GIVEN REQUEST: Return the number of lines that include the string "Investing", without any other text.

GIVEN DATA:

↓

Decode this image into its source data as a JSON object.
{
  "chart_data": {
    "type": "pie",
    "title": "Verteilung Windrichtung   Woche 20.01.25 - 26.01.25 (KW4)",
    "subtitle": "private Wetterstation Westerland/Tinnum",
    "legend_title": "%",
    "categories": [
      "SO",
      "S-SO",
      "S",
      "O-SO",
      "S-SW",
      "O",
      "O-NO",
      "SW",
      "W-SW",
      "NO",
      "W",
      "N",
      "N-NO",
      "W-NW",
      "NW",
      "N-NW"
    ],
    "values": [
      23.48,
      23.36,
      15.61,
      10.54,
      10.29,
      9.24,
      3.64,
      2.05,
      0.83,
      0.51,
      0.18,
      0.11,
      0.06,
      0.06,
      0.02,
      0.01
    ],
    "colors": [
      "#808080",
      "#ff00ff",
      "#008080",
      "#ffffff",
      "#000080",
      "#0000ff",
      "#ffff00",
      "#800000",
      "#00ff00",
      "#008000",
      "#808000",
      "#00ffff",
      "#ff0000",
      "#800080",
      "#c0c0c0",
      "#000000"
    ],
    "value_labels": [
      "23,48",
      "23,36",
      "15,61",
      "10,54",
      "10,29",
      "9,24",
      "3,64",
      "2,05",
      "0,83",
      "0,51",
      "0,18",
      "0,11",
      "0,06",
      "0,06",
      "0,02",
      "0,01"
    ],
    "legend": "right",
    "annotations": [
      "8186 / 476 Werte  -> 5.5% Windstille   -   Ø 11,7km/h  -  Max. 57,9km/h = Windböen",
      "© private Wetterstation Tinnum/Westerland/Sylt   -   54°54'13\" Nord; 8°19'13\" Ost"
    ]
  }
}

↑
↓

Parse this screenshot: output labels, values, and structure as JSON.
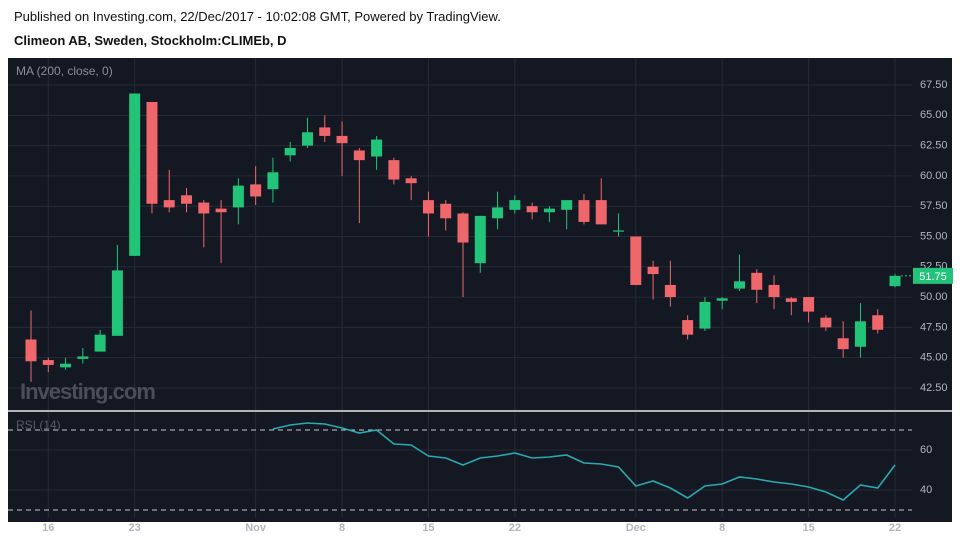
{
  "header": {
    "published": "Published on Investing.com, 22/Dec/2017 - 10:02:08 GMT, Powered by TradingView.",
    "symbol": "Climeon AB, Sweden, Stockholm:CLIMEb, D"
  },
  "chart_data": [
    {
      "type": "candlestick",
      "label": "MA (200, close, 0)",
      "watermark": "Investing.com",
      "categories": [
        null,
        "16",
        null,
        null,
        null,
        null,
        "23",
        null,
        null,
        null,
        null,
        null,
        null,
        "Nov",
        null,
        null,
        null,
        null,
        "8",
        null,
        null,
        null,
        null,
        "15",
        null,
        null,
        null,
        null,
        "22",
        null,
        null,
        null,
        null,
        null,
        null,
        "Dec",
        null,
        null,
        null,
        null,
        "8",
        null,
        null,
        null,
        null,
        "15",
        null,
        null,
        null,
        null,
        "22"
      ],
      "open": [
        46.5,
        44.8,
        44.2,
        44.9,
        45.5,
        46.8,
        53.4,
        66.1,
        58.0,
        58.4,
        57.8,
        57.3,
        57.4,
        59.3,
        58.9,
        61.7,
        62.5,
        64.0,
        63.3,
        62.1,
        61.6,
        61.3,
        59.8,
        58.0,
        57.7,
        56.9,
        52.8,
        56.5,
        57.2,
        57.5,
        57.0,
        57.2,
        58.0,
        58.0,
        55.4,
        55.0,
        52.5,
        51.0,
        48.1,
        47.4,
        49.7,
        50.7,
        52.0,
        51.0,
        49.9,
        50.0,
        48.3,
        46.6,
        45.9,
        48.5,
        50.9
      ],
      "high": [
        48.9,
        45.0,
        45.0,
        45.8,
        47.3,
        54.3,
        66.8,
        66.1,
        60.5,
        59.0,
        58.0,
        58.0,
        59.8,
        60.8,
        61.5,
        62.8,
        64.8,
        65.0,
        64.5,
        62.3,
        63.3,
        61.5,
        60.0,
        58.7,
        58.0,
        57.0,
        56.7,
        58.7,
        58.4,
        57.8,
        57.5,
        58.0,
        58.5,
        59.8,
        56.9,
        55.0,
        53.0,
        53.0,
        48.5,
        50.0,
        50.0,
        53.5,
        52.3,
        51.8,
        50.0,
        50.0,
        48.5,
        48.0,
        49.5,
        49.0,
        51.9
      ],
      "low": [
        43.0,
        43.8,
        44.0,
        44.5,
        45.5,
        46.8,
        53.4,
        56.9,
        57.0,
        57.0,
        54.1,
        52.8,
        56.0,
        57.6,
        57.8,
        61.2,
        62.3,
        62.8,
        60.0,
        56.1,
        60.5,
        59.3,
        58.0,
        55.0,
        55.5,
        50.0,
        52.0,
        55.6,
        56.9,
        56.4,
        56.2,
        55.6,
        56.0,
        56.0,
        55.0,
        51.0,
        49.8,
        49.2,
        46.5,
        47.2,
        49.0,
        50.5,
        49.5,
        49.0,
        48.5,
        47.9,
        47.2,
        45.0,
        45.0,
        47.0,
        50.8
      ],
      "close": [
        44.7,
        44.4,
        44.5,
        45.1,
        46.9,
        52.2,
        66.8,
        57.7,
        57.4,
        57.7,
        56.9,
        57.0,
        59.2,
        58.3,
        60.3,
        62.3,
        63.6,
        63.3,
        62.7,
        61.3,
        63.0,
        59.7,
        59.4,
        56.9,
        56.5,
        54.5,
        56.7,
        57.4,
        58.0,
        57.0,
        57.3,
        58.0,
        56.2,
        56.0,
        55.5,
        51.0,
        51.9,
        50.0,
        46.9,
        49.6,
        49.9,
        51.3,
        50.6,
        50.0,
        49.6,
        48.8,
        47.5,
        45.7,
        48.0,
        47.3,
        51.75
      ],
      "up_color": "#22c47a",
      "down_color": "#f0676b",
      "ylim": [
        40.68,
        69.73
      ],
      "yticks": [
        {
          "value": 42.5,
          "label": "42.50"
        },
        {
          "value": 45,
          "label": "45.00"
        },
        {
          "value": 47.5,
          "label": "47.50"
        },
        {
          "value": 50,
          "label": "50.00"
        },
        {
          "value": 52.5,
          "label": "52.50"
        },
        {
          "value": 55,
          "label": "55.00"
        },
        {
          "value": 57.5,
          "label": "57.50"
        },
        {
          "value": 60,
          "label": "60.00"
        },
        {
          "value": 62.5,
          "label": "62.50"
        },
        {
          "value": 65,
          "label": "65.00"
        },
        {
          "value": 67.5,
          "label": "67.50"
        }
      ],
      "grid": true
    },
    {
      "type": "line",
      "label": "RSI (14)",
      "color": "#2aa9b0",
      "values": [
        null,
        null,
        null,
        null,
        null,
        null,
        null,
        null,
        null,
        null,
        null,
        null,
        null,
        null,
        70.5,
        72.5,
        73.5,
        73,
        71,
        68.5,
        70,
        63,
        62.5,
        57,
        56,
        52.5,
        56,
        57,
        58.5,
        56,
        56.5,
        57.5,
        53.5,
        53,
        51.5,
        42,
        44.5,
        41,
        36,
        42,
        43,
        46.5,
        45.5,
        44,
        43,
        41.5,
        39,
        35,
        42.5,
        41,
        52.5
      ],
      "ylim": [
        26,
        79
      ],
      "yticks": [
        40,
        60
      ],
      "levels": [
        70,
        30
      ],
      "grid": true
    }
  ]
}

↑
↓

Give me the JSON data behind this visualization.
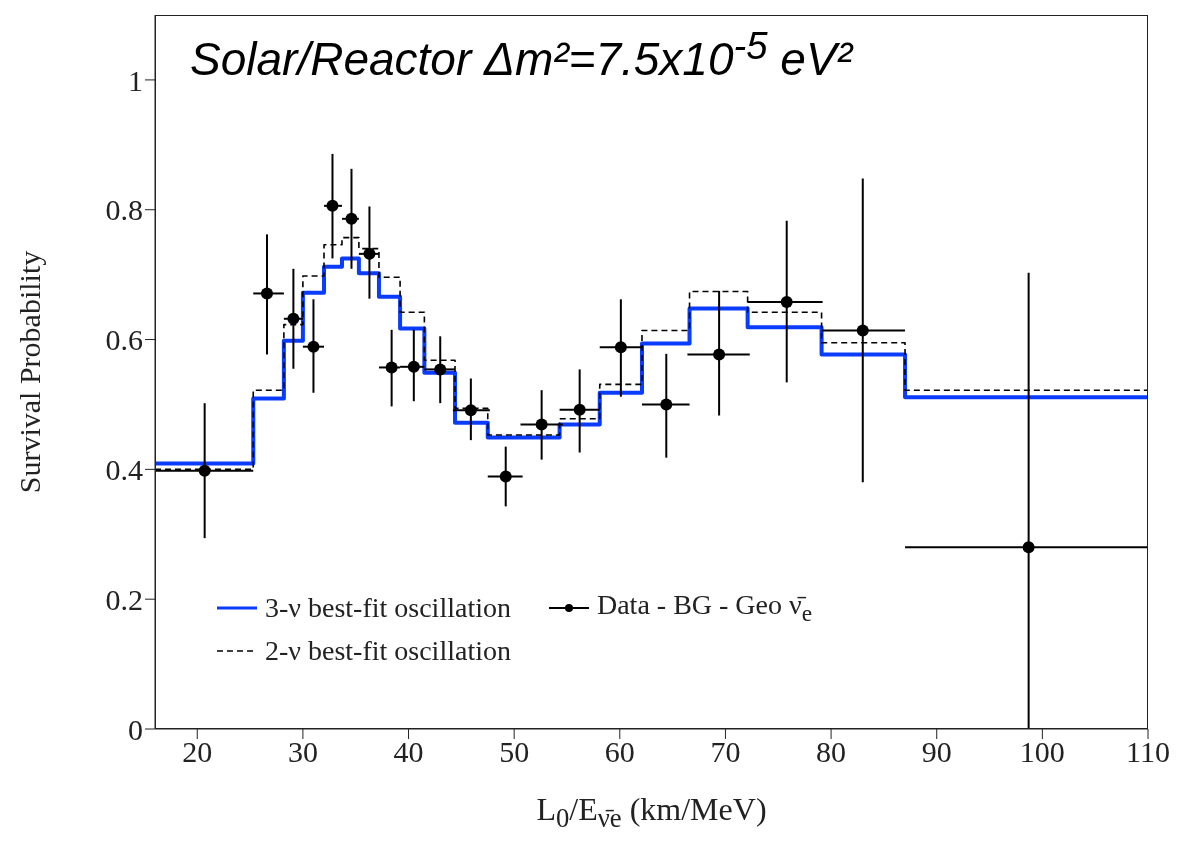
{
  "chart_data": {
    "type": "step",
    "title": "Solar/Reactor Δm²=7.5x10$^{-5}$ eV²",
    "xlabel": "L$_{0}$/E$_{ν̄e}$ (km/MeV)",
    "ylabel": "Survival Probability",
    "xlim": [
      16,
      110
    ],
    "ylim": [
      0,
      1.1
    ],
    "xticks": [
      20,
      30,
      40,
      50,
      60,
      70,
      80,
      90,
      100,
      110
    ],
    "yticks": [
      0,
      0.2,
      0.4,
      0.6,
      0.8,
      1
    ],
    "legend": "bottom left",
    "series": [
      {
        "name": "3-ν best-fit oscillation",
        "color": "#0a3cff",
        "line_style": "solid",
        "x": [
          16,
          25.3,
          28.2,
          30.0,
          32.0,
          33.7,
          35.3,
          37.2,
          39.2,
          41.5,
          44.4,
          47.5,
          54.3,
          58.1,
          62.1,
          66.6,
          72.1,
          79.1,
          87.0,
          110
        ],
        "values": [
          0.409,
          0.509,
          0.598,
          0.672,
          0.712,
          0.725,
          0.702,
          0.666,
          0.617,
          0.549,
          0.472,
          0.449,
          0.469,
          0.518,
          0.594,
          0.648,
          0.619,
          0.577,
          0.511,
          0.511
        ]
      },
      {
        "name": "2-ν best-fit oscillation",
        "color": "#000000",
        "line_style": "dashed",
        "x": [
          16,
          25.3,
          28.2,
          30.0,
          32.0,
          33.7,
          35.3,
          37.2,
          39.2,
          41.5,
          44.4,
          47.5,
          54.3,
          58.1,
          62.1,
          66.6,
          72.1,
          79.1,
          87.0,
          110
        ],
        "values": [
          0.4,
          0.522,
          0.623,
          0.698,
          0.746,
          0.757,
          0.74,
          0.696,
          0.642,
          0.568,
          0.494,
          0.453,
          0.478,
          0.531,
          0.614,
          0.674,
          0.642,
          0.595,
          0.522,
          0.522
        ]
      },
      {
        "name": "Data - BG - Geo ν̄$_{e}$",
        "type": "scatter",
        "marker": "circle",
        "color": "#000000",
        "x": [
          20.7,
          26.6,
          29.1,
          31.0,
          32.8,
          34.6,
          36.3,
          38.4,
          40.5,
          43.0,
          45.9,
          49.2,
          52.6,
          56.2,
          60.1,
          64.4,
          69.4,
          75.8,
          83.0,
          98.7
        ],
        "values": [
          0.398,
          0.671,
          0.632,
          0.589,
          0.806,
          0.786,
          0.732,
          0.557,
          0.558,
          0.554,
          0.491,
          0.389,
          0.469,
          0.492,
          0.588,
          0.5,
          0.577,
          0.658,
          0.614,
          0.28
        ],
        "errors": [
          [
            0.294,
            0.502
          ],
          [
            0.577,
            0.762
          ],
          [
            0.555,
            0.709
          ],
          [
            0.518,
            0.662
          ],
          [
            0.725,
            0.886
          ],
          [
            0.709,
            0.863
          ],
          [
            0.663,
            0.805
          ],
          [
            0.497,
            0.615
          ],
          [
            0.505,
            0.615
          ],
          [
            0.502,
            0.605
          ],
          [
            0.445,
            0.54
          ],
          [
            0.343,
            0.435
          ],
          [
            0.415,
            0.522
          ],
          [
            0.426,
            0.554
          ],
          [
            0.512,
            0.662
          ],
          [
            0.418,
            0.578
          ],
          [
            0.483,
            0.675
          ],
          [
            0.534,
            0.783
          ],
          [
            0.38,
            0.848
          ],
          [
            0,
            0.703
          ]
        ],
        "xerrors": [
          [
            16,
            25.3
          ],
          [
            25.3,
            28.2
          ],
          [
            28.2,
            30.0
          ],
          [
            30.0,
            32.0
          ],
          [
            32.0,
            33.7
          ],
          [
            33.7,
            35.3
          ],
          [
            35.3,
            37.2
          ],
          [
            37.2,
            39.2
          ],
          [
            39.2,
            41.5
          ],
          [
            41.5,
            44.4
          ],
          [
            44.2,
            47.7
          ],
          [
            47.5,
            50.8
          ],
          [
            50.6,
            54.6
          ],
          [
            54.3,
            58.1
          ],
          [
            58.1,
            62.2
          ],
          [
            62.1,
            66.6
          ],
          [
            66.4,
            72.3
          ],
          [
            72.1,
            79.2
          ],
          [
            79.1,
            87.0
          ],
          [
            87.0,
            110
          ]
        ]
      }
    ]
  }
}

↑

SOLUTION FOR THIS TASK: 2